§ Raw data
>>>

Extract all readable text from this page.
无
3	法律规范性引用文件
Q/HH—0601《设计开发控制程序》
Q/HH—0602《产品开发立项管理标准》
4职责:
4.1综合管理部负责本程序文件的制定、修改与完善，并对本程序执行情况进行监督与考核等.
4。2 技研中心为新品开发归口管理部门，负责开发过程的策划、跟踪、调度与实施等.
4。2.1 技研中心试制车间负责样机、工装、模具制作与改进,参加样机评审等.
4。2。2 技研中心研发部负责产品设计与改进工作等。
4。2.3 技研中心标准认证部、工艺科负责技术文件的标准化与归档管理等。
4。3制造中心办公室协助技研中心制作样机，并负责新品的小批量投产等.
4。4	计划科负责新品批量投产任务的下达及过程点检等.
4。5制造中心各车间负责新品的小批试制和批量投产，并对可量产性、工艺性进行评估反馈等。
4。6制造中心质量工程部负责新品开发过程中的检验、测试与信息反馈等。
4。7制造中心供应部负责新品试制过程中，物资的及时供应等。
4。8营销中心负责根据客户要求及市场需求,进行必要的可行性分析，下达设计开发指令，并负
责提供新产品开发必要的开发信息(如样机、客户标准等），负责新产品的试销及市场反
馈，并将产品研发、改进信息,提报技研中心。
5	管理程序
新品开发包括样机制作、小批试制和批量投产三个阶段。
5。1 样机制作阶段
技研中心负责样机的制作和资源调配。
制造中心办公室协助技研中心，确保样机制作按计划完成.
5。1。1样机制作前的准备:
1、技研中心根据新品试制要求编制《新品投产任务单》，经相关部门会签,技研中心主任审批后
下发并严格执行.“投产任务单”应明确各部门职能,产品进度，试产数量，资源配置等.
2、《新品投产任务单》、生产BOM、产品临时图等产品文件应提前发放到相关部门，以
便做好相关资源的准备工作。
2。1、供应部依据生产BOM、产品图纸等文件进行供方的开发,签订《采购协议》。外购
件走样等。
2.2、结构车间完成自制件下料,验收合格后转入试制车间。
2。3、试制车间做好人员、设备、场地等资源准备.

<<<
>>>

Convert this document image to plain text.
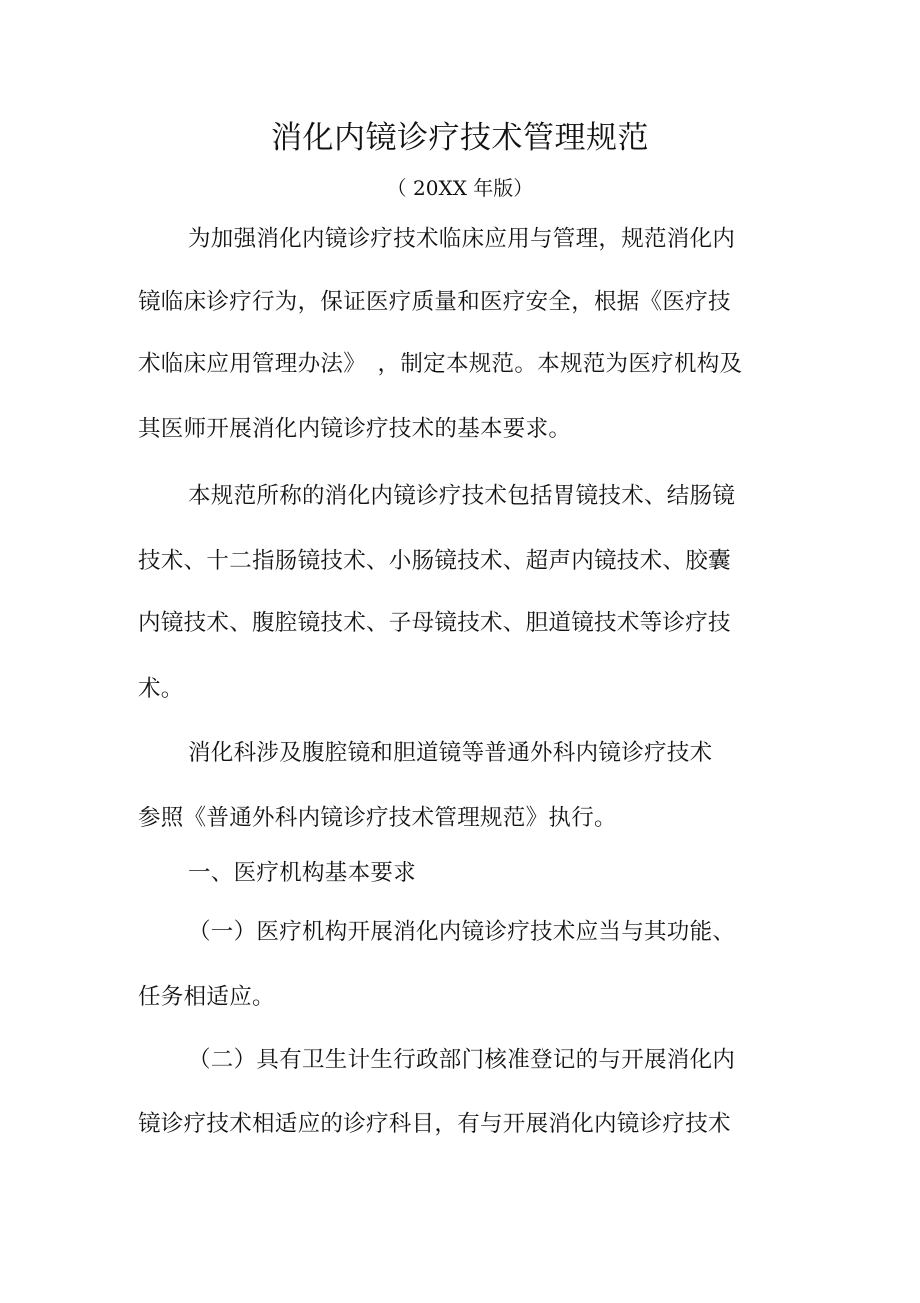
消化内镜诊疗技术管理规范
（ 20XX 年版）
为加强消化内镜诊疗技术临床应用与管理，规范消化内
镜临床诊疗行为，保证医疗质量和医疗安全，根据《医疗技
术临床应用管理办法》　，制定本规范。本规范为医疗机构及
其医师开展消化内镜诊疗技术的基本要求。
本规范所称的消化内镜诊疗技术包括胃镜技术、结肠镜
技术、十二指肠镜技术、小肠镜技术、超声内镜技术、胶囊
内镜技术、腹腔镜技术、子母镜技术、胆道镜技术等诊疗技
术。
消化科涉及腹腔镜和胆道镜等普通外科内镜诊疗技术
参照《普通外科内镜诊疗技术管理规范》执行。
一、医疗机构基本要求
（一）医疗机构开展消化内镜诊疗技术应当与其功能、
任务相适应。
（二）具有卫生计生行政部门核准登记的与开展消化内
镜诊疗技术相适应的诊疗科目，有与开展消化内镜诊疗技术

<<<

§ Aim
Return solely the number of lines in the data that include the word "this".

§ Solution
2